C. Barbier.- Le PS devant l'UMP, très peu de régions accessibles pour l'UMP pour une victoire au deuxième tour, à part l'Alsace et la Guyane disent les spécialistes. Pourquoi cet échec cinglant de la majorité ?
 
D'abord, moi je ne le vis pas comme un échec cinglant, il faut regarder ça région par région. Il faut surtout rappeler qu'un Français sur deux n'est pas déplacé. Aujourd'hui, c'est une nouvelle élection qui commence, une élection à deux tours en fait c'est deux élections, c'est le premier tour, le deuxième tour et il y a des régions où c'est assez ouvert pour ce deuxième tour.
 
Vous y croyez encore pour l'Ile-de-France par exemple ?
 
Ah oui, moi j'y crois encore. Vous savez, moi je suis maire, dans ma ville de Longjumeau, je tiens des bureaux de vote, je vois les feuilles d'émargement. Vous ne savez pas ce que les gens votent mais vous savez s'ils ont voté. Et ce n'est pas quelques pour-cent de Français qui votent à un tour et pas à l'autre, en fait vous avez beaucoup de Français dans une élection à deux tours, qui soit ne viennent pas au premier tour par principe parce qu'ils trouvent ça se joue au deuxième, soit viennent au premier tour où ils ont un choix particulier, dont ils considèrent que ce choix n'est pas représenté au deuxième tour et ne viennent pas au deuxième tour. Et dans les feuilles d'émargement ça, vous le voyez, c'est une proportion importante du corps électoral. Donc il y a une opportunité, il y a un créneau si vous voulez, pour remobiliser sur le deuxième tour et pour gagner.
 
Que dire aux abstentionnistes de droite pour qu'ils viennent dimanche voter pour votre liste ?
 
Ce n'est pas compliqué, en Ile-de-France je leur dis : en 2004, Huchon et Duflot... les Verts - ce n'était pas Duflot à l'époque - mais Huchon et les Verts, parce qu'ils ont quand même géré la région ensemble et fait campagne à l'époque, en 2004 ils ont fait campagne sur les transports zéro défaut et l'écorégion. Est-ce qu'aujourd'hui vous avez l'impression, entre la galère du RER et les embouteillages, que vos transports sont zéro défaut ? Est-ce que vous avez l'impression que votre région est une région écologique qui a progressé de ce point de vue-là ? Si vous avez l'impression, super, vous ne changez rien ! Surtout vous ne changez rien, vous ne changez rien. Soit vous vous abstenez - ce qui est à mon avis une des formules que préfèrent les sortants - soit vous allez voter pour eux et évidemment, pour eux, c'est encore mieux, mais vous ne changez rien. Si vous n'avez pas l'impression que vous êtes dans une écorégion, où vous avez les transports zéro défaut, vous avez un choix, c'est V. Pécresse. Faites changer la région.

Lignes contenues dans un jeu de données
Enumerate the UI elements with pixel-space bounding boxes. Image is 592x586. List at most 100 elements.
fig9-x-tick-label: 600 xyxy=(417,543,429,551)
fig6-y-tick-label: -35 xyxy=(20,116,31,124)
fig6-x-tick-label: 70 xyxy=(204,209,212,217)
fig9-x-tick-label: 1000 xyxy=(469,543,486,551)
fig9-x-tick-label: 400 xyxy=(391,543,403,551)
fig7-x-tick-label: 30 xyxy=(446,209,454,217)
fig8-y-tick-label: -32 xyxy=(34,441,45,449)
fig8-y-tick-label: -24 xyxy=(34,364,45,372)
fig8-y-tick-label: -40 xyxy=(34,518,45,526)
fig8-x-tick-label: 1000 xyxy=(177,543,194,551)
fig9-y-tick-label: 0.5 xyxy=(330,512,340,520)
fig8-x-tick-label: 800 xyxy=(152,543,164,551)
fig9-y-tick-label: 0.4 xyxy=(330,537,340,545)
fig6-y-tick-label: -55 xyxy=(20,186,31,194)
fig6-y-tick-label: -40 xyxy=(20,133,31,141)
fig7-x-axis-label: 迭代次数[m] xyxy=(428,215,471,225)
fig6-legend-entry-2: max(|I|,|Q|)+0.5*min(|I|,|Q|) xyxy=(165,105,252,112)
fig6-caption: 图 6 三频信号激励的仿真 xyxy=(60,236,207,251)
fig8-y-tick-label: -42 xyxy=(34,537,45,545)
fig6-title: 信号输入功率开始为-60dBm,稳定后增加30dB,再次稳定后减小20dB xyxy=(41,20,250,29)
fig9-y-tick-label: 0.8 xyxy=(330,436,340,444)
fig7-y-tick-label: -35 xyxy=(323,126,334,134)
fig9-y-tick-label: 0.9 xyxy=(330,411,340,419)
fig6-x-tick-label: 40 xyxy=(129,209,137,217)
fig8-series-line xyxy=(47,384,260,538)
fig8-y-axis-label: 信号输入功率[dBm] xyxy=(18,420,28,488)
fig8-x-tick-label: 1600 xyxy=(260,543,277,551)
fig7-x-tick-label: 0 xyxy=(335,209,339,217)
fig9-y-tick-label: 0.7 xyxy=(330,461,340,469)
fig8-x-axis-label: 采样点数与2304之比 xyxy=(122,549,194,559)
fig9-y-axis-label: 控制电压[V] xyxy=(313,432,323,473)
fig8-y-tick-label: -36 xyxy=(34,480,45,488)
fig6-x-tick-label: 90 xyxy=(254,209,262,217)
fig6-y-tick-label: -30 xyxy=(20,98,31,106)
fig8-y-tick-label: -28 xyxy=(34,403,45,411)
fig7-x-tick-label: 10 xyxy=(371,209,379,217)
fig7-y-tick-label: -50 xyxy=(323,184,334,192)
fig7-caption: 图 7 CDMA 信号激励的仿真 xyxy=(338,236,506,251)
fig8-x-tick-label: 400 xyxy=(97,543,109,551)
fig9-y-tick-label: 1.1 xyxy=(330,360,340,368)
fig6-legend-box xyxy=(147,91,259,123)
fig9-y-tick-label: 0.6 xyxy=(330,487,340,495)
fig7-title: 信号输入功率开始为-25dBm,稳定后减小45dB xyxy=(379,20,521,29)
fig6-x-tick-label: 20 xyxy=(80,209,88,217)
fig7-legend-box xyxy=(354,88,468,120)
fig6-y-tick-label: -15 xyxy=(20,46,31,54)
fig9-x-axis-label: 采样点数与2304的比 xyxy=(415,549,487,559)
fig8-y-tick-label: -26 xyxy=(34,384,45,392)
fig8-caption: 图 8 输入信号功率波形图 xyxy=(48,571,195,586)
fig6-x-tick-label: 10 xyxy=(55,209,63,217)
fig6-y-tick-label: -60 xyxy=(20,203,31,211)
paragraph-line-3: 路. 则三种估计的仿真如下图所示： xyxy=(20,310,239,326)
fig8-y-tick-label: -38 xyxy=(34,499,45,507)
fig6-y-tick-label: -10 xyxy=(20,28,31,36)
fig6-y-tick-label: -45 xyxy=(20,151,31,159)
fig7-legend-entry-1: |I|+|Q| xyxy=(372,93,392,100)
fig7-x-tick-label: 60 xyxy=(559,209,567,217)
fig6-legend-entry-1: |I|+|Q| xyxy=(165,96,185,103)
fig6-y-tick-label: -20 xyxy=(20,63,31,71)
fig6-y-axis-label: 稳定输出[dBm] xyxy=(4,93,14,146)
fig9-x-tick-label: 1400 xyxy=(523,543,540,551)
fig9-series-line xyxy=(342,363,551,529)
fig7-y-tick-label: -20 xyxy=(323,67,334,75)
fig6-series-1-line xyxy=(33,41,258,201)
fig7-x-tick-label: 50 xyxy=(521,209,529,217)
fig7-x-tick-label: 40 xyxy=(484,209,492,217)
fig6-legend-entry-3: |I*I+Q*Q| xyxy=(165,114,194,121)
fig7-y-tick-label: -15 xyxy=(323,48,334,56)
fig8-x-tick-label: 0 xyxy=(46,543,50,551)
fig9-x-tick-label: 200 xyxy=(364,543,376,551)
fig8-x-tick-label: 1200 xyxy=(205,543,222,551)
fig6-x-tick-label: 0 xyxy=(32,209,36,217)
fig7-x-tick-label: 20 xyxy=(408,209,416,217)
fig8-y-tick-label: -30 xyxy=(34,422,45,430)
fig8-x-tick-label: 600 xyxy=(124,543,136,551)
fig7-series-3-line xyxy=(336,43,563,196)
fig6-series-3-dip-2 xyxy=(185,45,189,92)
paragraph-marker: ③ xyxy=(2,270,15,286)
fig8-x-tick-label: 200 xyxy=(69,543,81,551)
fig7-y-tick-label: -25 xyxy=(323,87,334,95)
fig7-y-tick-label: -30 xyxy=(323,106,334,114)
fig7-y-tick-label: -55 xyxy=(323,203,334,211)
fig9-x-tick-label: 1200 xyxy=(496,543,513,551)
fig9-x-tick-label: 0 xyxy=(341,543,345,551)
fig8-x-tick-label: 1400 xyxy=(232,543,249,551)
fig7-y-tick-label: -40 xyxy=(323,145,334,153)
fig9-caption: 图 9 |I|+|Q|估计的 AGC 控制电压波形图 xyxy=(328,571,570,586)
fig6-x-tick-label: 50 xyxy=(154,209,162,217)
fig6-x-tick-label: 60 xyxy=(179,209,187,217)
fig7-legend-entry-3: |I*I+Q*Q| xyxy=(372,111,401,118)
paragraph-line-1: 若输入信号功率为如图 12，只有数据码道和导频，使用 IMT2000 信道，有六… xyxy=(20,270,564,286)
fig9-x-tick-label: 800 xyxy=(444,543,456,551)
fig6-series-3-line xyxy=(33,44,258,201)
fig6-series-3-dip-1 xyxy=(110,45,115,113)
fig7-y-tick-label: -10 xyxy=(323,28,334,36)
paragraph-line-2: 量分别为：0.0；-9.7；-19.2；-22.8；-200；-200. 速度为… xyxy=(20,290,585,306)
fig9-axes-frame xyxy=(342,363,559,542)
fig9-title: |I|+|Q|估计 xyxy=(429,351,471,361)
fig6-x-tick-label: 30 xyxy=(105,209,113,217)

[Problèmes à résoudre]:
a) Citez mot pour mot le passage de l'entretien qui va de « D'abord, moi je » jusqu'à « ce deuxième tour. », ces deux bornes comprises.
b) Réécrivez les lignes du jeu de données depuis la première jusqu'à celle qui contient « fig9-y-tick-label: 0.7 xyxy=(330,461,340,469) », les deux incluses, en remplaçant « fig8-y-tick-label » par « fig8-graduation-y » sans rien modifier d'autre. Ne donnez que ces lignes.
L'entretien et les lignes n'ont aucun rapport entre eux.

[Solutions des problèmes]:
a)
D'abord, moi je ne le vis pas comme un échec cinglant, il faut regarder ça région par région. Il faut surtout rappeler qu'un Français sur deux n'est pas déplacé. Aujourd'hui, c'est une nouvelle élection qui commence, une élection à deux tours en fait c'est deux élections, c'est le premier tour, le deuxième tour et il y a des régions où c'est assez ouvert pour ce deuxième tour.

b)
Enumerate the UI elements with pixel-space bounding boxes. Image is 592x586. List at most 100 elements.
fig9-x-tick-label: 600 xyxy=(417,543,429,551)
fig6-y-tick-label: -35 xyxy=(20,116,31,124)
fig6-x-tick-label: 70 xyxy=(204,209,212,217)
fig9-x-tick-label: 1000 xyxy=(469,543,486,551)
fig9-x-tick-label: 400 xyxy=(391,543,403,551)
fig7-x-tick-label: 30 xyxy=(446,209,454,217)
fig8-graduation-y: -32 xyxy=(34,441,45,449)
fig8-graduation-y: -24 xyxy=(34,364,45,372)
fig8-graduation-y: -40 xyxy=(34,518,45,526)
fig8-x-tick-label: 1000 xyxy=(177,543,194,551)
fig9-y-tick-label: 0.5 xyxy=(330,512,340,520)
fig8-x-tick-label: 800 xyxy=(152,543,164,551)
fig9-y-tick-label: 0.4 xyxy=(330,537,340,545)
fig6-y-tick-label: -55 xyxy=(20,186,31,194)
fig6-y-tick-label: -40 xyxy=(20,133,31,141)
fig7-x-axis-label: 迭代次数[m] xyxy=(428,215,471,225)
fig6-legend-entry-2: max(|I|,|Q|)+0.5*min(|I|,|Q|) xyxy=(165,105,252,112)
fig6-caption: 图 6 三频信号激励的仿真 xyxy=(60,236,207,251)
fig8-graduation-y: -42 xyxy=(34,537,45,545)
fig6-title: 信号输入功率开始为-60dBm,稳定后增加30dB,再次稳定后减小20dB xyxy=(41,20,250,29)
fig9-y-tick-label: 0.8 xyxy=(330,436,340,444)
fig7-y-tick-label: -35 xyxy=(323,126,334,134)
fig9-y-tick-label: 0.9 xyxy=(330,411,340,419)
fig6-x-tick-label: 40 xyxy=(129,209,137,217)
fig8-series-line xyxy=(47,384,260,538)
fig8-y-axis-label: 信号输入功率[dBm] xyxy=(18,420,28,488)
fig8-x-tick-label: 1600 xyxy=(260,543,277,551)
fig7-x-tick-label: 0 xyxy=(335,209,339,217)
fig9-y-tick-label: 0.7 xyxy=(330,461,340,469)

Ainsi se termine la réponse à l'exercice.